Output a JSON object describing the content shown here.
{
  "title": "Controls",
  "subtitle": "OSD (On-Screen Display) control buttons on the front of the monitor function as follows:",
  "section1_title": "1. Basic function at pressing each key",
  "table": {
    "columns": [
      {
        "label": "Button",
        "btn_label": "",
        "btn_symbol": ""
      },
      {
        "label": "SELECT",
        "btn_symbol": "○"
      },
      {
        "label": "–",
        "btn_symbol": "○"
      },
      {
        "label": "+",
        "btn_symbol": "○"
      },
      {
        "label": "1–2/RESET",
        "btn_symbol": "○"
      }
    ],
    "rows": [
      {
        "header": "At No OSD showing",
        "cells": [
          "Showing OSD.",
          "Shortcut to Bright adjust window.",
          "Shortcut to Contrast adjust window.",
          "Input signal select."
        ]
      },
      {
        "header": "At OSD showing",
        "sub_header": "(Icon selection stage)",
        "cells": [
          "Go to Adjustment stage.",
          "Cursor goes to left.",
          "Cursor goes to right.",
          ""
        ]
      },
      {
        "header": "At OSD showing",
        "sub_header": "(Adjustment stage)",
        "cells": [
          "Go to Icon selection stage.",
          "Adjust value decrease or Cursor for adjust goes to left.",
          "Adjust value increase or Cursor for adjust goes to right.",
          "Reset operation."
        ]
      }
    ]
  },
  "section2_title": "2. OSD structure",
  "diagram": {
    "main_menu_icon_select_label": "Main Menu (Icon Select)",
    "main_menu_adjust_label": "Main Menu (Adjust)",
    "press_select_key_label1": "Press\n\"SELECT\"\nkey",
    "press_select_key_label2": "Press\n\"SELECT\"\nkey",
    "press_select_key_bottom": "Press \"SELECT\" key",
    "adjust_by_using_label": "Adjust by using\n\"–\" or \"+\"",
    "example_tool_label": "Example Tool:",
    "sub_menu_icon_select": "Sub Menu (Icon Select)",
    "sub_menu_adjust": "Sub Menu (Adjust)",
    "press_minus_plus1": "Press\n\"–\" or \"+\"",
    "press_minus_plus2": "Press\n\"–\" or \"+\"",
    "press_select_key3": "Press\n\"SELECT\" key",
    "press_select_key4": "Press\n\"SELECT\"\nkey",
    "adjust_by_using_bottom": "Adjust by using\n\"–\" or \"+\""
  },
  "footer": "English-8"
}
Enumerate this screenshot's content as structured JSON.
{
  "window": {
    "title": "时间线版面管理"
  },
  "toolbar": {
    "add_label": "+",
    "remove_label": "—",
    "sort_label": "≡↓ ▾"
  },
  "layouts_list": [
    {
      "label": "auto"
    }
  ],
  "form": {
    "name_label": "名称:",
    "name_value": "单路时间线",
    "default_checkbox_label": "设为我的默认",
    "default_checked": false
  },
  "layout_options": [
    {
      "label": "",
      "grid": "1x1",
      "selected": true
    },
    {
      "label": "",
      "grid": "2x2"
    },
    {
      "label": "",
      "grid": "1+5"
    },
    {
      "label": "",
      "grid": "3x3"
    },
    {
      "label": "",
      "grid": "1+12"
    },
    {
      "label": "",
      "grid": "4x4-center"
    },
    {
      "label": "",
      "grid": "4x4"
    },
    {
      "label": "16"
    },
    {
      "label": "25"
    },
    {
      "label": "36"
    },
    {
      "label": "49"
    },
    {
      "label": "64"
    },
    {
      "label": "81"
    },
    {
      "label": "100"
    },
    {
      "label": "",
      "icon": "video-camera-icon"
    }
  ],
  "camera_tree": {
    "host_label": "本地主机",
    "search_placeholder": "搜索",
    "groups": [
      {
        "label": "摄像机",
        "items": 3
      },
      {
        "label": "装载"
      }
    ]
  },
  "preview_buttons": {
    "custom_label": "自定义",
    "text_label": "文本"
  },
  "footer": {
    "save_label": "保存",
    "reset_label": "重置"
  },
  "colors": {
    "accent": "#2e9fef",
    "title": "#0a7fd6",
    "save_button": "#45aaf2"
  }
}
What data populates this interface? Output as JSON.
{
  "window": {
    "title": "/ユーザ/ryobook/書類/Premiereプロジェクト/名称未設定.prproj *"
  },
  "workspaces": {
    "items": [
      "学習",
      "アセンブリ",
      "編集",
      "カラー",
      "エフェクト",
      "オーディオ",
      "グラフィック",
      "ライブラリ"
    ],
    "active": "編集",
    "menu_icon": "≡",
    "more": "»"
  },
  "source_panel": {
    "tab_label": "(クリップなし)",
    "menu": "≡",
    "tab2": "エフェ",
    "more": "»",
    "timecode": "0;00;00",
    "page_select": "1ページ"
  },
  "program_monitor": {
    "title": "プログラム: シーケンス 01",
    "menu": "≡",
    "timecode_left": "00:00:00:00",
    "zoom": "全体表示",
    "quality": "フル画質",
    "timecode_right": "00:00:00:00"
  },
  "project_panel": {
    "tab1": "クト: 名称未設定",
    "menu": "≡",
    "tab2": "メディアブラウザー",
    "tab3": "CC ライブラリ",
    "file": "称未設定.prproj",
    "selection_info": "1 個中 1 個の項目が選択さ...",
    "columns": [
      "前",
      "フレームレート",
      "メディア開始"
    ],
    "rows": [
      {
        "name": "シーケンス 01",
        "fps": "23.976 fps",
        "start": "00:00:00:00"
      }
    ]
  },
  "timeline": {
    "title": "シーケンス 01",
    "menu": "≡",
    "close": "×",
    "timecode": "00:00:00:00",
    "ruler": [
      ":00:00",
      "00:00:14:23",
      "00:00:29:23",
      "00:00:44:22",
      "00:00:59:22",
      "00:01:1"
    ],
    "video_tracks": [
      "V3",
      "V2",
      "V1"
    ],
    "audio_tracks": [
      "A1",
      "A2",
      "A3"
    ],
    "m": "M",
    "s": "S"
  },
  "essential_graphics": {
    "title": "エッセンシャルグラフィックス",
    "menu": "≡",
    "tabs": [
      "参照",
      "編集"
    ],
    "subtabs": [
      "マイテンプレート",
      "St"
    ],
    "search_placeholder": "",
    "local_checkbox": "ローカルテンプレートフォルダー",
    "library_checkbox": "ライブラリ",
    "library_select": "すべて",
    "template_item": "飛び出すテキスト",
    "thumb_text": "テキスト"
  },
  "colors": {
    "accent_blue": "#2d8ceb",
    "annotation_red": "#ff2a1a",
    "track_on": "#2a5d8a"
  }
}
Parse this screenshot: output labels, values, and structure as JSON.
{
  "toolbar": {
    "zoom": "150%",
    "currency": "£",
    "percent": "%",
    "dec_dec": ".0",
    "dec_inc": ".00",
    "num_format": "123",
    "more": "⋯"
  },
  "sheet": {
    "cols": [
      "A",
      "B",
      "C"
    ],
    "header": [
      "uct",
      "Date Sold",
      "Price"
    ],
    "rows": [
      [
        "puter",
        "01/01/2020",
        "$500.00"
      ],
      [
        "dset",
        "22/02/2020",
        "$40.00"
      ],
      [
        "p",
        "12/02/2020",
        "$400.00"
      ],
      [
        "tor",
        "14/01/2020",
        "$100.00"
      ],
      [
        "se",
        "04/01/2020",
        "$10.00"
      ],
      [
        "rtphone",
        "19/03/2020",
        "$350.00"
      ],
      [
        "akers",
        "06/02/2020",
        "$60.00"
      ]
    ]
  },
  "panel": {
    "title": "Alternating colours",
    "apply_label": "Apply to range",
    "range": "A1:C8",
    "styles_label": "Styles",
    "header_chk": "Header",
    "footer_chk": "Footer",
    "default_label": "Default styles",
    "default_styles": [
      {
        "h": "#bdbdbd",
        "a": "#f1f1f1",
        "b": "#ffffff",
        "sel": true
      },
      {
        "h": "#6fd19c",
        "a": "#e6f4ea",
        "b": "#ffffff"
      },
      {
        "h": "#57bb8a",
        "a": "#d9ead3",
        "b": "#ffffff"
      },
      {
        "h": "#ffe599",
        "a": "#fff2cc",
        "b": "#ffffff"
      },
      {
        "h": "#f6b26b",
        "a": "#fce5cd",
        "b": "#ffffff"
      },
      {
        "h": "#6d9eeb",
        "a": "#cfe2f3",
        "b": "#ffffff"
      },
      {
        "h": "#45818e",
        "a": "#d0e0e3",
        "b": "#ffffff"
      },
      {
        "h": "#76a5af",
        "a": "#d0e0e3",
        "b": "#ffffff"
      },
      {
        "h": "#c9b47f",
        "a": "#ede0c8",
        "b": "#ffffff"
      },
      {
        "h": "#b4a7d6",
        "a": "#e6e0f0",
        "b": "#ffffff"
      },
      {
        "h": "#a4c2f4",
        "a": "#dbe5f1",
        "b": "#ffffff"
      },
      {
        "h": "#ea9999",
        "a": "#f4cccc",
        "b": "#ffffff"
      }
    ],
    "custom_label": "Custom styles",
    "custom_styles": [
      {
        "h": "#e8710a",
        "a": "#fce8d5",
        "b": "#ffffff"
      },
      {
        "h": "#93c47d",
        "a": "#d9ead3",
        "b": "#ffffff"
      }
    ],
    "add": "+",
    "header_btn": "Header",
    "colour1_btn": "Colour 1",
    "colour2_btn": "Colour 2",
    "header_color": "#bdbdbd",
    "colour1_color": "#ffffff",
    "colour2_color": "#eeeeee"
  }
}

==============================

[GIVEN INSTRUCTION] Search the entries for the word "nkey" and pick out every line that holds it.

[CORRECT RESPONSE]
    "press_select_key_label1": "Press\n\"SELECT\"\nkey",
    "press_select_key_label2": "Press\n\"SELECT\"\nkey",
    "press_select_key4": "Press\n\"SELECT\"\nkey",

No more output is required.